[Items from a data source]
- - -

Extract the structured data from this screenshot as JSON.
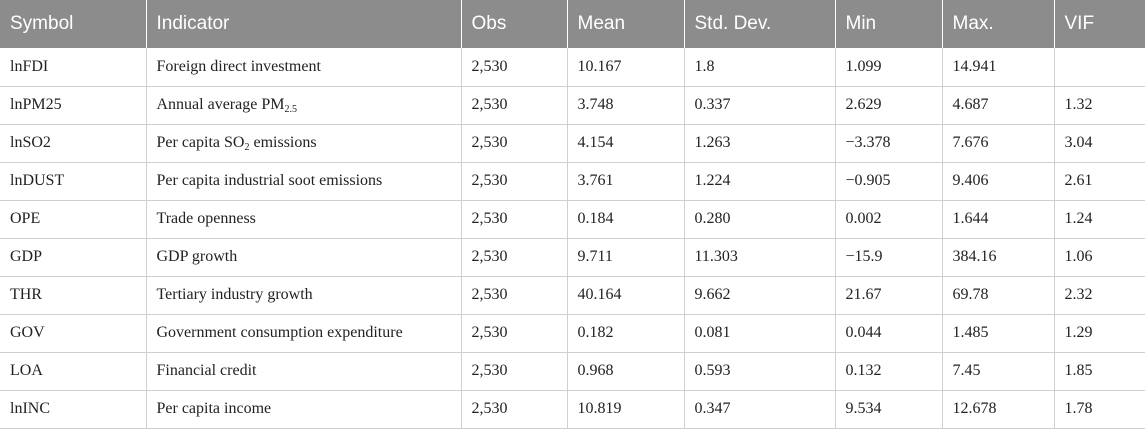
{
  "table": {
    "headers": [
      "Symbol",
      "Indicator",
      "Obs",
      "Mean",
      "Std. Dev.",
      "Min",
      "Max.",
      "VIF"
    ],
    "rows": [
      {
        "symbol": "lnFDI",
        "indicator": {
          "pre": "Foreign direct investment",
          "sub": "",
          "post": ""
        },
        "obs": "2,530",
        "mean": "10.167",
        "std": "1.8",
        "min": "1.099",
        "max": "14.941",
        "vif": ""
      },
      {
        "symbol": "lnPM25",
        "indicator": {
          "pre": "Annual average PM",
          "sub": "2.5",
          "post": ""
        },
        "obs": "2,530",
        "mean": "3.748",
        "std": "0.337",
        "min": "2.629",
        "max": "4.687",
        "vif": "1.32"
      },
      {
        "symbol": "lnSO2",
        "indicator": {
          "pre": "Per capita SO",
          "sub": "2",
          "post": " emissions"
        },
        "obs": "2,530",
        "mean": "4.154",
        "std": "1.263",
        "min": "−3.378",
        "max": "7.676",
        "vif": "3.04"
      },
      {
        "symbol": "lnDUST",
        "indicator": {
          "pre": "Per capita industrial soot emissions",
          "sub": "",
          "post": ""
        },
        "obs": "2,530",
        "mean": "3.761",
        "std": "1.224",
        "min": "−0.905",
        "max": "9.406",
        "vif": "2.61"
      },
      {
        "symbol": "OPE",
        "indicator": {
          "pre": "Trade openness",
          "sub": "",
          "post": ""
        },
        "obs": "2,530",
        "mean": "0.184",
        "std": "0.280",
        "min": "0.002",
        "max": "1.644",
        "vif": "1.24"
      },
      {
        "symbol": "GDP",
        "indicator": {
          "pre": "GDP growth",
          "sub": "",
          "post": ""
        },
        "obs": "2,530",
        "mean": "9.711",
        "std": "11.303",
        "min": "−15.9",
        "max": "384.16",
        "vif": "1.06"
      },
      {
        "symbol": "THR",
        "indicator": {
          "pre": "Tertiary industry growth",
          "sub": "",
          "post": ""
        },
        "obs": "2,530",
        "mean": "40.164",
        "std": "9.662",
        "min": "21.67",
        "max": "69.78",
        "vif": "2.32"
      },
      {
        "symbol": "GOV",
        "indicator": {
          "pre": "Government consumption expenditure",
          "sub": "",
          "post": ""
        },
        "obs": "2,530",
        "mean": "0.182",
        "std": "0.081",
        "min": "0.044",
        "max": "1.485",
        "vif": "1.29"
      },
      {
        "symbol": "LOA",
        "indicator": {
          "pre": "Financial credit",
          "sub": "",
          "post": ""
        },
        "obs": "2,530",
        "mean": "0.968",
        "std": "0.593",
        "min": "0.132",
        "max": "7.45",
        "vif": "1.85"
      },
      {
        "symbol": "lnINC",
        "indicator": {
          "pre": "Per capita income",
          "sub": "",
          "post": ""
        },
        "obs": "2,530",
        "mean": "10.819",
        "std": "0.347",
        "min": "9.534",
        "max": "12.678",
        "vif": "1.78"
      }
    ]
  }
}
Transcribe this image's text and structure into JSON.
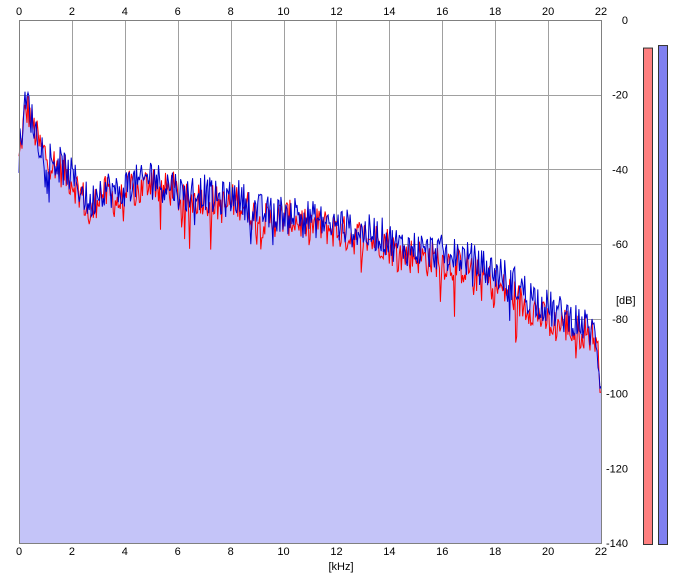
{
  "chart_data": {
    "type": "area",
    "xlabel": "[kHz]",
    "ylabel": "[dB]",
    "xlim": [
      0,
      22
    ],
    "ylim": [
      -140,
      0
    ],
    "x_ticks": [
      0,
      2,
      4,
      6,
      8,
      10,
      12,
      14,
      16,
      18,
      20,
      22
    ],
    "y_ticks": [
      0,
      -20,
      -40,
      -60,
      -80,
      -100,
      -120,
      -140
    ],
    "grid": true,
    "series": [
      {
        "color": "#ff0000",
        "x": [
          0,
          0.2,
          0.35,
          0.5,
          0.8,
          1.2,
          1.6,
          2.0,
          2.4,
          2.7,
          3.0,
          3.4,
          3.8,
          4.2,
          4.6,
          5.0,
          5.4,
          5.8,
          6.2,
          6.6,
          7.0,
          7.4,
          7.8,
          8.2,
          8.6,
          9.0,
          9.4,
          9.8,
          10.2,
          10.6,
          11.0,
          11.4,
          11.8,
          12.2,
          12.6,
          13.0,
          13.4,
          13.8,
          14.2,
          14.6,
          15.0,
          15.4,
          15.8,
          16.2,
          16.6,
          17.0,
          17.4,
          17.8,
          18.2,
          18.6,
          19.0,
          19.4,
          19.8,
          20.2,
          20.6,
          21.0,
          21.4,
          21.8,
          22.0
        ],
        "y": [
          -38,
          -26,
          -24,
          -28,
          -34,
          -38,
          -40,
          -43,
          -47,
          -54,
          -46,
          -47,
          -49,
          -45,
          -46,
          -42,
          -46,
          -45,
          -49,
          -48,
          -47,
          -49,
          -50,
          -48,
          -50,
          -53,
          -54,
          -53,
          -53,
          -54,
          -55,
          -55,
          -56,
          -57,
          -58,
          -58,
          -59,
          -59,
          -62,
          -63,
          -63,
          -64,
          -64,
          -65,
          -66,
          -66,
          -69,
          -70,
          -72,
          -73,
          -76,
          -77,
          -80,
          -82,
          -81,
          -84,
          -83,
          -85,
          -97
        ]
      },
      {
        "color": "#0000cc",
        "x": [
          0,
          0.2,
          0.35,
          0.5,
          0.8,
          1.2,
          1.6,
          2.0,
          2.4,
          2.7,
          3.0,
          3.4,
          3.8,
          4.2,
          4.6,
          5.0,
          5.4,
          5.8,
          6.2,
          6.6,
          7.0,
          7.4,
          7.8,
          8.2,
          8.6,
          9.0,
          9.4,
          9.8,
          10.2,
          10.6,
          11.0,
          11.4,
          11.8,
          12.2,
          12.6,
          13.0,
          13.4,
          13.8,
          14.2,
          14.6,
          15.0,
          15.4,
          15.8,
          16.2,
          16.6,
          17.0,
          17.4,
          17.8,
          18.2,
          18.6,
          19.0,
          19.4,
          19.8,
          20.2,
          20.6,
          21.0,
          21.4,
          21.8,
          22.0
        ],
        "y": [
          -36,
          -24,
          -22,
          -27,
          -33,
          -37,
          -39,
          -42,
          -46,
          -50,
          -45,
          -45,
          -47,
          -43,
          -44,
          -41,
          -44,
          -44,
          -47,
          -46,
          -46,
          -48,
          -48,
          -47,
          -49,
          -51,
          -52,
          -52,
          -51,
          -52,
          -53,
          -54,
          -55,
          -55,
          -56,
          -57,
          -57,
          -58,
          -60,
          -61,
          -61,
          -62,
          -62,
          -63,
          -63,
          -64,
          -66,
          -67,
          -68,
          -70,
          -72,
          -74,
          -76,
          -78,
          -79,
          -80,
          -82,
          -84,
          -98
        ]
      }
    ],
    "fill_color": "#c4c4f8",
    "level_meters": [
      {
        "color": "#ff8080",
        "level": 0.985
      },
      {
        "color": "#8080f0",
        "level": 0.99
      }
    ]
  }
}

- - -

- **TASK STATEMENT**:
Quote the entries above word for word. Leave the images out.

- **RIGHT ANSWER**:
Extract the structured data from this screenshot as JSON.
{
  "table": {
    "headers": [
      "Symbol",
      "Indicator",
      "Obs",
      "Mean",
      "Std. Dev.",
      "Min",
      "Max.",
      "VIF"
    ],
    "rows": [
      {
        "symbol": "lnFDI",
        "indicator": {
          "pre": "Foreign direct investment",
          "sub": "",
          "post": ""
        },
        "obs": "2,530",
        "mean": "10.167",
        "std": "1.8",
        "min": "1.099",
        "max": "14.941",
        "vif": ""
      },
      {
        "symbol": "lnPM25",
        "indicator": {
          "pre": "Annual average PM",
          "sub": "2.5",
          "post": ""
        },
        "obs": "2,530",
        "mean": "3.748",
        "std": "0.337",
        "min": "2.629",
        "max": "4.687",
        "vif": "1.32"
      },
      {
        "symbol": "lnSO2",
        "indicator": {
          "pre": "Per capita SO",
          "sub": "2",
          "post": " emissions"
        },
        "obs": "2,530",
        "mean": "4.154",
        "std": "1.263",
        "min": "−3.378",
        "max": "7.676",
        "vif": "3.04"
      },
      {
        "symbol": "lnDUST",
        "indicator": {
          "pre": "Per capita industrial soot emissions",
          "sub": "",
          "post": ""
        },
        "obs": "2,530",
        "mean": "3.761",
        "std": "1.224",
        "min": "−0.905",
        "max": "9.406",
        "vif": "2.61"
      },
      {
        "symbol": "OPE",
        "indicator": {
          "pre": "Trade openness",
          "sub": "",
          "post": ""
        },
        "obs": "2,530",
        "mean": "0.184",
        "std": "0.280",
        "min": "0.002",
        "max": "1.644",
        "vif": "1.24"
      },
      {
        "symbol": "GDP",
        "indicator": {
          "pre": "GDP growth",
          "sub": "",
          "post": ""
        },
        "obs": "2,530",
        "mean": "9.711",
        "std": "11.303",
        "min": "−15.9",
        "max": "384.16",
        "vif": "1.06"
      },
      {
        "symbol": "THR",
        "indicator": {
          "pre": "Tertiary industry growth",
          "sub": "",
          "post": ""
        },
        "obs": "2,530",
        "mean": "40.164",
        "std": "9.662",
        "min": "21.67",
        "max": "69.78",
        "vif": "2.32"
      },
      {
        "symbol": "GOV",
        "indicator": {
          "pre": "Government consumption expenditure",
          "sub": "",
          "post": ""
        },
        "obs": "2,530",
        "mean": "0.182",
        "std": "0.081",
        "min": "0.044",
        "max": "1.485",
        "vif": "1.29"
      },
      {
        "symbol": "LOA",
        "indicator": {
          "pre": "Financial credit",
          "sub": "",
          "post": ""
        },
        "obs": "2,530",
        "mean": "0.968",
        "std": "0.593",
        "min": "0.132",
        "max": "7.45",
        "vif": "1.85"
      },
      {
        "symbol": "lnINC",
        "indicator": {
          "pre": "Per capita income",
          "sub": "",
          "post": ""
        },
        "obs": "2,530",
        "mean": "10.819",
        "std": "0.347",
        "min": "9.534",
        "max": "12.678",
        "vif": "1.78"
      }
    ]
  }
}
Transcribe this image's text and structure into JSON.
{
  "chart_data": {
    "type": "area",
    "xlabel": "[kHz]",
    "ylabel": "[dB]",
    "xlim": [
      0,
      22
    ],
    "ylim": [
      -140,
      0
    ],
    "x_ticks": [
      0,
      2,
      4,
      6,
      8,
      10,
      12,
      14,
      16,
      18,
      20,
      22
    ],
    "y_ticks": [
      0,
      -20,
      -40,
      -60,
      -80,
      -100,
      -120,
      -140
    ],
    "grid": true,
    "series": [
      {
        "color": "#ff0000",
        "x": [
          0,
          0.2,
          0.35,
          0.5,
          0.8,
          1.2,
          1.6,
          2.0,
          2.4,
          2.7,
          3.0,
          3.4,
          3.8,
          4.2,
          4.6,
          5.0,
          5.4,
          5.8,
          6.2,
          6.6,
          7.0,
          7.4,
          7.8,
          8.2,
          8.6,
          9.0,
          9.4,
          9.8,
          10.2,
          10.6,
          11.0,
          11.4,
          11.8,
          12.2,
          12.6,
          13.0,
          13.4,
          13.8,
          14.2,
          14.6,
          15.0,
          15.4,
          15.8,
          16.2,
          16.6,
          17.0,
          17.4,
          17.8,
          18.2,
          18.6,
          19.0,
          19.4,
          19.8,
          20.2,
          20.6,
          21.0,
          21.4,
          21.8,
          22.0
        ],
        "y": [
          -38,
          -26,
          -24,
          -28,
          -34,
          -38,
          -40,
          -43,
          -47,
          -54,
          -46,
          -47,
          -49,
          -45,
          -46,
          -42,
          -46,
          -45,
          -49,
          -48,
          -47,
          -49,
          -50,
          -48,
          -50,
          -53,
          -54,
          -53,
          -53,
          -54,
          -55,
          -55,
          -56,
          -57,
          -58,
          -58,
          -59,
          -59,
          -62,
          -63,
          -63,
          -64,
          -64,
          -65,
          -66,
          -66,
          -69,
          -70,
          -72,
          -73,
          -76,
          -77,
          -80,
          -82,
          -81,
          -84,
          -83,
          -85,
          -97
        ]
      },
      {
        "color": "#0000cc",
        "x": [
          0,
          0.2,
          0.35,
          0.5,
          0.8,
          1.2,
          1.6,
          2.0,
          2.4,
          2.7,
          3.0,
          3.4,
          3.8,
          4.2,
          4.6,
          5.0,
          5.4,
          5.8,
          6.2,
          6.6,
          7.0,
          7.4,
          7.8,
          8.2,
          8.6,
          9.0,
          9.4,
          9.8,
          10.2,
          10.6,
          11.0,
          11.4,
          11.8,
          12.2,
          12.6,
          13.0,
          13.4,
          13.8,
          14.2,
          14.6,
          15.0,
          15.4,
          15.8,
          16.2,
          16.6,
          17.0,
          17.4,
          17.8,
          18.2,
          18.6,
          19.0,
          19.4,
          19.8,
          20.2,
          20.6,
          21.0,
          21.4,
          21.8,
          22.0
        ],
        "y": [
          -36,
          -24,
          -22,
          -27,
          -33,
          -37,
          -39,
          -42,
          -46,
          -50,
          -45,
          -45,
          -47,
          -43,
          -44,
          -41,
          -44,
          -44,
          -47,
          -46,
          -46,
          -48,
          -48,
          -47,
          -49,
          -51,
          -52,
          -52,
          -51,
          -52,
          -53,
          -54,
          -55,
          -55,
          -56,
          -57,
          -57,
          -58,
          -60,
          -61,
          -61,
          -62,
          -62,
          -63,
          -63,
          -64,
          -66,
          -67,
          -68,
          -70,
          -72,
          -74,
          -76,
          -78,
          -79,
          -80,
          -82,
          -84,
          -98
        ]
      }
    ],
    "fill_color": "#c4c4f8",
    "level_meters": [
      {
        "color": "#ff8080",
        "level": 0.985
      },
      {
        "color": "#8080f0",
        "level": 0.99
      }
    ]
  }
}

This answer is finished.